● Problem statement: Can you retype every record below exactly as written?

Data records
****************************************

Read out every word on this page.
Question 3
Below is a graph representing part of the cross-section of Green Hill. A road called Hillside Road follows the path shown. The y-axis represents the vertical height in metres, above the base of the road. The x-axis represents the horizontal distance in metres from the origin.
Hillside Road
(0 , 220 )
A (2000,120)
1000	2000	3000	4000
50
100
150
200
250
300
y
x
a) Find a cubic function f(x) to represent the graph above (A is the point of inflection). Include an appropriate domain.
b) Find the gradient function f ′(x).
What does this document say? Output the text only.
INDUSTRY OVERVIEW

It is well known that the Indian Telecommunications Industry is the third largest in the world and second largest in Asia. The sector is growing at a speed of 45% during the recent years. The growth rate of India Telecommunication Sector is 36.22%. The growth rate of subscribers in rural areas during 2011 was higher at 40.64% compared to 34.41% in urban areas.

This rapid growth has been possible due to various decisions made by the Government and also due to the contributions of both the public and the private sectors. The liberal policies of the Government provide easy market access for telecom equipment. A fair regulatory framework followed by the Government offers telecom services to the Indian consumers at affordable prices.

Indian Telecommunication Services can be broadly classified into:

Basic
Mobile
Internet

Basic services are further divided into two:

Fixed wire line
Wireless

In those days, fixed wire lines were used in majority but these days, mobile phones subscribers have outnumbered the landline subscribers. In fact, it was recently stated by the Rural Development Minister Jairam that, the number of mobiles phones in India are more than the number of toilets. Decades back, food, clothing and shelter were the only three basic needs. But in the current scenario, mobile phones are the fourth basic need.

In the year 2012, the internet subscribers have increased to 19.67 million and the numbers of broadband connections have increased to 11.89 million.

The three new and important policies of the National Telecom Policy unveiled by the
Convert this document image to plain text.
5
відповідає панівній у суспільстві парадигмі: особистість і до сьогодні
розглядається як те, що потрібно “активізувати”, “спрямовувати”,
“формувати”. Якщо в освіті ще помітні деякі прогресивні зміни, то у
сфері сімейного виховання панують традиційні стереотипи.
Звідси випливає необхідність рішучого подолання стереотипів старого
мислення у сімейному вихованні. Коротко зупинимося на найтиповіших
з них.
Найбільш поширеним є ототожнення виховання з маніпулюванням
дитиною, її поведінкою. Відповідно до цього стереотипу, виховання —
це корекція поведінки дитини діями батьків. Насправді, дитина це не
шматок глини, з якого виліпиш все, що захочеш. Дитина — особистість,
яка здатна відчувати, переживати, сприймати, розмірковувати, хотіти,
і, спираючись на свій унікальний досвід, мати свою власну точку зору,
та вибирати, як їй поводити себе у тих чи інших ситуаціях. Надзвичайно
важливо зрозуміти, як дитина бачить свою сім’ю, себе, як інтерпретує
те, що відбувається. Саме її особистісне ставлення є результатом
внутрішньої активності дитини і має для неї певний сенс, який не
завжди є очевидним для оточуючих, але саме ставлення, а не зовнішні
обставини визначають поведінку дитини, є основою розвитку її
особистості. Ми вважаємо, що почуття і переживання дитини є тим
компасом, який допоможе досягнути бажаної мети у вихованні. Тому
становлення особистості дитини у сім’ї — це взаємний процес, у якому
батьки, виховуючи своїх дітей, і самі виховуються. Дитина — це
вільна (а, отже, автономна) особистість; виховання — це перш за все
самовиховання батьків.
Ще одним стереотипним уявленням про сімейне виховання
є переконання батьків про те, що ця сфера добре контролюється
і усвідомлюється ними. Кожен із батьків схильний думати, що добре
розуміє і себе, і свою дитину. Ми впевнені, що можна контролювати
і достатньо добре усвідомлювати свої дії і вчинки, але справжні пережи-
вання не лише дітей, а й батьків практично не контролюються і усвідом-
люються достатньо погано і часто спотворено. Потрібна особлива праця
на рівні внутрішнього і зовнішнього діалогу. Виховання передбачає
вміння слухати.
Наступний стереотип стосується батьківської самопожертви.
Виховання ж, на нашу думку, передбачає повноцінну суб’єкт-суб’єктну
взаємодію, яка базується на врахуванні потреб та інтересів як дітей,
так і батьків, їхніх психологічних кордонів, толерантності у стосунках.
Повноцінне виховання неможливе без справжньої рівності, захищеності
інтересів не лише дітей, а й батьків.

****************************************

● Task result:
Read out every word on this page.
Question 3
Below is a graph representing part of the cross-section of Green Hill. A road called Hillside Road follows the path shown. The y-axis represents the vertical height in metres, above the base of the road. The x-axis represents the horizontal distance in metres from the origin.
Hillside Road
(0 , 220 )
A (2000,120)
1000	2000	3000	4000
50
100
150
200
250
300
y
x
a) Find a cubic function f(x) to represent the graph above (A is the point of inflection). Include an appropriate domain.
b) Find the gradient function f ′(x).
What does this document say? Output the text only.
INDUSTRY OVERVIEW

It is well known that the Indian Telecommunications Industry is the third largest in the world and second largest in Asia. The sector is growing at a speed of 45% during the recent years. The growth rate of India Telecommunication Sector is 36.22%. The growth rate of subscribers in rural areas during 2011 was higher at 40.64% compared to 34.41% in urban areas.

This rapid growth has been possible due to various decisions made by the Government and also due to the contributions of both the public and the private sectors. The liberal policies of the Government provide easy market access for telecom equipment. A fair regulatory framework followed by the Government offers telecom services to the Indian consumers at affordable prices.

Indian Telecommunication Services can be broadly classified into:

Basic
Mobile
Internet

Basic services are further divided into two:

Fixed wire line
Wireless

In those days, fixed wire lines were used in majority but these days, mobile phones subscribers have outnumbered the landline subscribers. In fact, it was recently stated by the Rural Development Minister Jairam that, the number of mobiles phones in India are more than the number of toilets. Decades back, food, clothing and shelter were the only three basic needs. But in the current scenario, mobile phones are the fourth basic need.

In the year 2012, the internet subscribers have increased to 19.67 million and the numbers of broadband connections have increased to 11.89 million.

The three new and important policies of the National Telecom Policy unveiled by the
Convert this document image to plain text.
5
відповідає панівній у суспільстві парадигмі: особистість і до сьогодні
розглядається як те, що потрібно “активізувати”, “спрямовувати”,
“формувати”. Якщо в освіті ще помітні деякі прогресивні зміни, то у
сфері сімейного виховання панують традиційні стереотипи.
Звідси випливає необхідність рішучого подолання стереотипів старого
мислення у сімейному вихованні. Коротко зупинимося на найтиповіших
з них.
Найбільш поширеним є ототожнення виховання з маніпулюванням
дитиною, її поведінкою. Відповідно до цього стереотипу, виховання —
це корекція поведінки дитини діями батьків. Насправді, дитина це не
шматок глини, з якого виліпиш все, що захочеш. Дитина — особистість,
яка здатна відчувати, переживати, сприймати, розмірковувати, хотіти,
і, спираючись на свій унікальний досвід, мати свою власну точку зору,
та вибирати, як їй поводити себе у тих чи інших ситуаціях. Надзвичайно
важливо зрозуміти, як дитина бачить свою сім’ю, себе, як інтерпретує
те, що відбувається. Саме її особистісне ставлення є результатом
внутрішньої активності дитини і має для неї певний сенс, який не
завжди є очевидним для оточуючих, але саме ставлення, а не зовнішні
обставини визначають поведінку дитини, є основою розвитку її
особистості. Ми вважаємо, що почуття і переживання дитини є тим
компасом, який допоможе досягнути бажаної мети у вихованні. Тому
становлення особистості дитини у сім’ї — це взаємний процес, у якому
батьки, виховуючи своїх дітей, і самі виховуються. Дитина — це
вільна (а, отже, автономна) особистість; виховання — це перш за все
самовиховання батьків.
Ще одним стереотипним уявленням про сімейне виховання
є переконання батьків про те, що ця сфера добре контролюється
і усвідомлюється ними. Кожен із батьків схильний думати, що добре
розуміє і себе, і свою дитину. Ми впевнені, що можна контролювати
і достатньо добре усвідомлювати свої дії і вчинки, але справжні пережи-
вання не лише дітей, а й батьків практично не контролюються і усвідом-
люються достатньо погано і часто спотворено. Потрібна особлива праця
на рівні внутрішнього і зовнішнього діалогу. Виховання передбачає
вміння слухати.
Наступний стереотип стосується батьківської самопожертви.
Виховання ж, на нашу думку, передбачає повноцінну суб’єкт-суб’єктну
взаємодію, яка базується на врахуванні потреб та інтересів як дітей,
так і батьків, їхніх психологічних кордонів, толерантності у стосунках.
Повноцінне виховання неможливе без справжньої рівності, захищеності
інтересів не лише дітей, а й батьків.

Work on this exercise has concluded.